╔══
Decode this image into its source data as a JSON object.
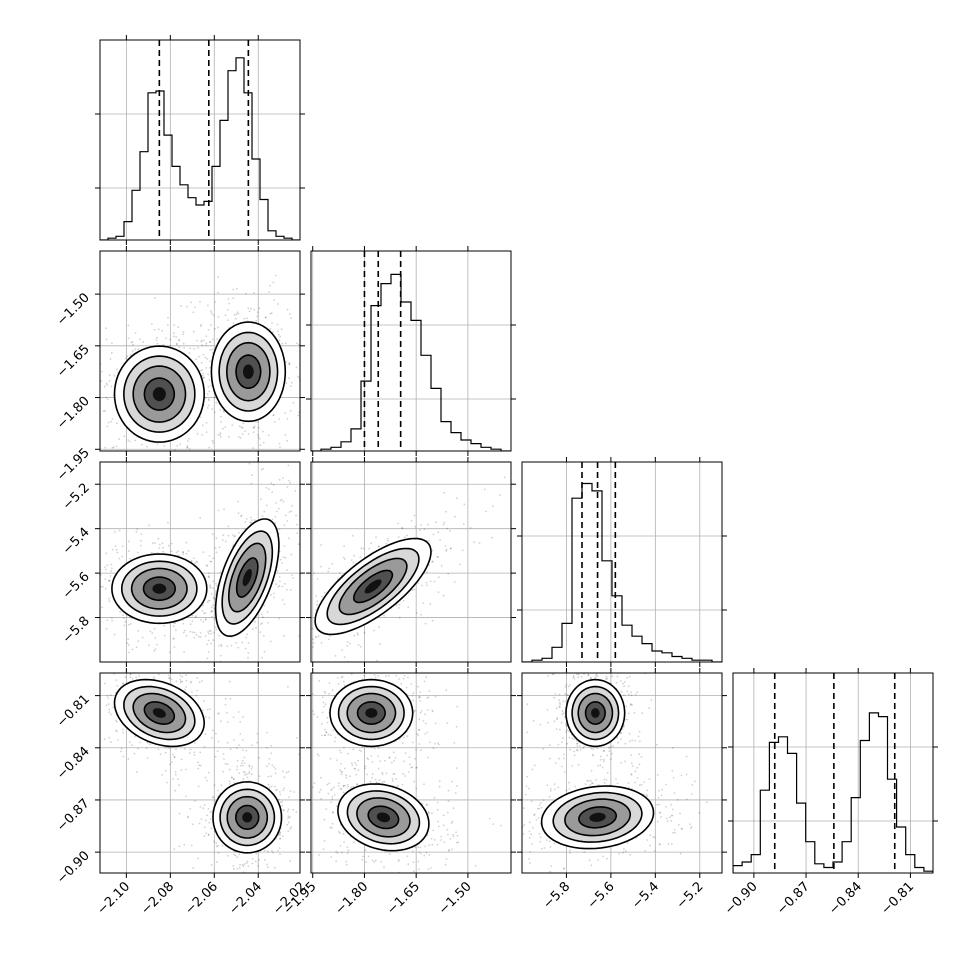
{
  "chart_data": {
    "type": "corner",
    "grid": true,
    "parameters": [
      {
        "index": 0,
        "range": [
          -2.112,
          -2.021
        ],
        "ticks": [
          -2.1,
          -2.08,
          -2.06,
          -2.04,
          -2.02
        ],
        "tick_labels": [
          "−2.10",
          "−2.08",
          "−2.06",
          "−2.04",
          "−2.02"
        ]
      },
      {
        "index": 1,
        "range": [
          -1.955,
          -1.375
        ],
        "ticks": [
          -1.95,
          -1.8,
          -1.65,
          -1.5
        ],
        "tick_labels": [
          "−1.95",
          "−1.80",
          "−1.65",
          "−1.50"
        ]
      },
      {
        "index": 2,
        "range": [
          -6.0,
          -5.1
        ],
        "ticks": [
          -5.8,
          -5.6,
          -5.4,
          -5.2
        ],
        "tick_labels": [
          "−5.8",
          "−5.6",
          "−5.4",
          "−5.2"
        ]
      },
      {
        "index": 3,
        "range": [
          -0.912,
          -0.797
        ],
        "ticks": [
          -0.9,
          -0.87,
          -0.84,
          -0.81
        ],
        "tick_labels": [
          "−0.90",
          "−0.87",
          "−0.84",
          "−0.81"
        ]
      }
    ],
    "quantiles": [
      [
        -2.085,
        -2.0625,
        -2.0445
      ],
      [
        -1.8,
        -1.76,
        -1.695
      ],
      [
        -5.73,
        -5.66,
        -5.58
      ],
      [
        -0.888,
        -0.854,
        -0.819
      ]
    ],
    "histograms": [
      {
        "counts": [
          0.0,
          0.01,
          0.02,
          0.1,
          0.27,
          0.48,
          0.8,
          0.81,
          0.57,
          0.4,
          0.3,
          0.23,
          0.19,
          0.21,
          0.4,
          0.65,
          0.92,
          0.99,
          0.8,
          0.44,
          0.22,
          0.05,
          0.02,
          0.01,
          0.0
        ],
        "max": 1.0
      },
      {
        "counts": [
          0.0,
          0.01,
          0.02,
          0.05,
          0.12,
          0.38,
          0.79,
          0.91,
          0.96,
          0.81,
          0.71,
          0.52,
          0.34,
          0.16,
          0.1,
          0.06,
          0.04,
          0.02,
          0.01,
          0.0
        ],
        "max": 1.0
      },
      {
        "counts": [
          0.0,
          0.01,
          0.02,
          0.08,
          0.21,
          0.89,
          0.97,
          0.93,
          0.55,
          0.36,
          0.2,
          0.14,
          0.1,
          0.06,
          0.05,
          0.03,
          0.02,
          0.01,
          0.01,
          0.0
        ],
        "max": 1.0
      },
      {
        "counts": [
          0.04,
          0.06,
          0.1,
          0.45,
          0.71,
          0.74,
          0.65,
          0.38,
          0.17,
          0.05,
          0.03,
          0.06,
          0.17,
          0.41,
          0.72,
          0.87,
          0.85,
          0.51,
          0.25,
          0.1,
          0.03,
          0.01
        ],
        "max": 1.0
      }
    ],
    "joint_modes": [
      {
        "x": 1,
        "y": 0,
        "blobs": [
          {
            "cx": -2.085,
            "cy": -1.79,
            "sx": 0.0085,
            "sy": 0.058,
            "rho": 0.0,
            "w": 1.0
          },
          {
            "cx": -2.0445,
            "cy": -1.725,
            "sx": 0.007,
            "sy": 0.06,
            "rho": 0.0,
            "w": 1.0
          }
        ]
      },
      {
        "x": 2,
        "y": 0,
        "blobs": [
          {
            "cx": -2.085,
            "cy": -5.67,
            "sx": 0.009,
            "sy": 0.065,
            "rho": 0.0,
            "w": 1.0
          },
          {
            "cx": -2.045,
            "cy": -5.62,
            "sx": 0.006,
            "sy": 0.11,
            "rho": 0.55,
            "w": 1.0
          }
        ]
      },
      {
        "x": 2,
        "y": 1,
        "blobs": [
          {
            "cx": -1.775,
            "cy": -5.66,
            "sx": 0.07,
            "sy": 0.09,
            "rho": 0.72,
            "w": 1.0
          }
        ]
      },
      {
        "x": 3,
        "y": 0,
        "blobs": [
          {
            "cx": -2.085,
            "cy": -0.82,
            "sx": 0.0085,
            "sy": 0.008,
            "rho": -0.3,
            "w": 1.0
          },
          {
            "cx": -2.045,
            "cy": -0.88,
            "sx": 0.0065,
            "sy": 0.0085,
            "rho": 0.0,
            "w": 1.0
          }
        ]
      },
      {
        "x": 3,
        "y": 1,
        "blobs": [
          {
            "cx": -1.78,
            "cy": -0.82,
            "sx": 0.05,
            "sy": 0.008,
            "rho": 0.0,
            "w": 1.0
          },
          {
            "cx": -1.745,
            "cy": -0.88,
            "sx": 0.055,
            "sy": 0.008,
            "rho": -0.2,
            "w": 1.0
          }
        ]
      },
      {
        "x": 3,
        "y": 2,
        "blobs": [
          {
            "cx": -5.67,
            "cy": -0.82,
            "sx": 0.055,
            "sy": 0.008,
            "rho": 0.0,
            "w": 1.0
          },
          {
            "cx": -5.66,
            "cy": -0.88,
            "sx": 0.105,
            "sy": 0.0075,
            "rho": 0.15,
            "w": 1.0
          }
        ]
      }
    ]
  }
}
╚══
#### Aim of the exercise
Leave out the pictures and copy every record above exactly.

#### Response to the task
Decode this image into its source data as a JSON object.
{
  "chart_data": {
    "type": "corner",
    "grid": true,
    "parameters": [
      {
        "index": 0,
        "range": [
          -2.112,
          -2.021
        ],
        "ticks": [
          -2.1,
          -2.08,
          -2.06,
          -2.04,
          -2.02
        ],
        "tick_labels": [
          "−2.10",
          "−2.08",
          "−2.06",
          "−2.04",
          "−2.02"
        ]
      },
      {
        "index": 1,
        "range": [
          -1.955,
          -1.375
        ],
        "ticks": [
          -1.95,
          -1.8,
          -1.65,
          -1.5
        ],
        "tick_labels": [
          "−1.95",
          "−1.80",
          "−1.65",
          "−1.50"
        ]
      },
      {
        "index": 2,
        "range": [
          -6.0,
          -5.1
        ],
        "ticks": [
          -5.8,
          -5.6,
          -5.4,
          -5.2
        ],
        "tick_labels": [
          "−5.8",
          "−5.6",
          "−5.4",
          "−5.2"
        ]
      },
      {
        "index": 3,
        "range": [
          -0.912,
          -0.797
        ],
        "ticks": [
          -0.9,
          -0.87,
          -0.84,
          -0.81
        ],
        "tick_labels": [
          "−0.90",
          "−0.87",
          "−0.84",
          "−0.81"
        ]
      }
    ],
    "quantiles": [
      [
        -2.085,
        -2.0625,
        -2.0445
      ],
      [
        -1.8,
        -1.76,
        -1.695
      ],
      [
        -5.73,
        -5.66,
        -5.58
      ],
      [
        -0.888,
        -0.854,
        -0.819
      ]
    ],
    "histograms": [
      {
        "counts": [
          0.0,
          0.01,
          0.02,
          0.1,
          0.27,
          0.48,
          0.8,
          0.81,
          0.57,
          0.4,
          0.3,
          0.23,
          0.19,
          0.21,
          0.4,
          0.65,
          0.92,
          0.99,
          0.8,
          0.44,
          0.22,
          0.05,
          0.02,
          0.01,
          0.0
        ],
        "max": 1.0
      },
      {
        "counts": [
          0.0,
          0.01,
          0.02,
          0.05,
          0.12,
          0.38,
          0.79,
          0.91,
          0.96,
          0.81,
          0.71,
          0.52,
          0.34,
          0.16,
          0.1,
          0.06,
          0.04,
          0.02,
          0.01,
          0.0
        ],
        "max": 1.0
      },
      {
        "counts": [
          0.0,
          0.01,
          0.02,
          0.08,
          0.21,
          0.89,
          0.97,
          0.93,
          0.55,
          0.36,
          0.2,
          0.14,
          0.1,
          0.06,
          0.05,
          0.03,
          0.02,
          0.01,
          0.01,
          0.0
        ],
        "max": 1.0
      },
      {
        "counts": [
          0.04,
          0.06,
          0.1,
          0.45,
          0.71,
          0.74,
          0.65,
          0.38,
          0.17,
          0.05,
          0.03,
          0.06,
          0.17,
          0.41,
          0.72,
          0.87,
          0.85,
          0.51,
          0.25,
          0.1,
          0.03,
          0.01
        ],
        "max": 1.0
      }
    ],
    "joint_modes": [
      {
        "x": 1,
        "y": 0,
        "blobs": [
          {
            "cx": -2.085,
            "cy": -1.79,
            "sx": 0.0085,
            "sy": 0.058,
            "rho": 0.0,
            "w": 1.0
          },
          {
            "cx": -2.0445,
            "cy": -1.725,
            "sx": 0.007,
            "sy": 0.06,
            "rho": 0.0,
            "w": 1.0
          }
        ]
      },
      {
        "x": 2,
        "y": 0,
        "blobs": [
          {
            "cx": -2.085,
            "cy": -5.67,
            "sx": 0.009,
            "sy": 0.065,
            "rho": 0.0,
            "w": 1.0
          },
          {
            "cx": -2.045,
            "cy": -5.62,
            "sx": 0.006,
            "sy": 0.11,
            "rho": 0.55,
            "w": 1.0
          }
        ]
      },
      {
        "x": 2,
        "y": 1,
        "blobs": [
          {
            "cx": -1.775,
            "cy": -5.66,
            "sx": 0.07,
            "sy": 0.09,
            "rho": 0.72,
            "w": 1.0
          }
        ]
      },
      {
        "x": 3,
        "y": 0,
        "blobs": [
          {
            "cx": -2.085,
            "cy": -0.82,
            "sx": 0.0085,
            "sy": 0.008,
            "rho": -0.3,
            "w": 1.0
          },
          {
            "cx": -2.045,
            "cy": -0.88,
            "sx": 0.0065,
            "sy": 0.0085,
            "rho": 0.0,
            "w": 1.0
          }
        ]
      },
      {
        "x": 3,
        "y": 1,
        "blobs": [
          {
            "cx": -1.78,
            "cy": -0.82,
            "sx": 0.05,
            "sy": 0.008,
            "rho": 0.0,
            "w": 1.0
          },
          {
            "cx": -1.745,
            "cy": -0.88,
            "sx": 0.055,
            "sy": 0.008,
            "rho": -0.2,
            "w": 1.0
          }
        ]
      },
      {
        "x": 3,
        "y": 2,
        "blobs": [
          {
            "cx": -5.67,
            "cy": -0.82,
            "sx": 0.055,
            "sy": 0.008,
            "rho": 0.0,
            "w": 1.0
          },
          {
            "cx": -5.66,
            "cy": -0.88,
            "sx": 0.105,
            "sy": 0.0075,
            "rho": 0.15,
            "w": 1.0
          }
        ]
      }
    ]
  }
}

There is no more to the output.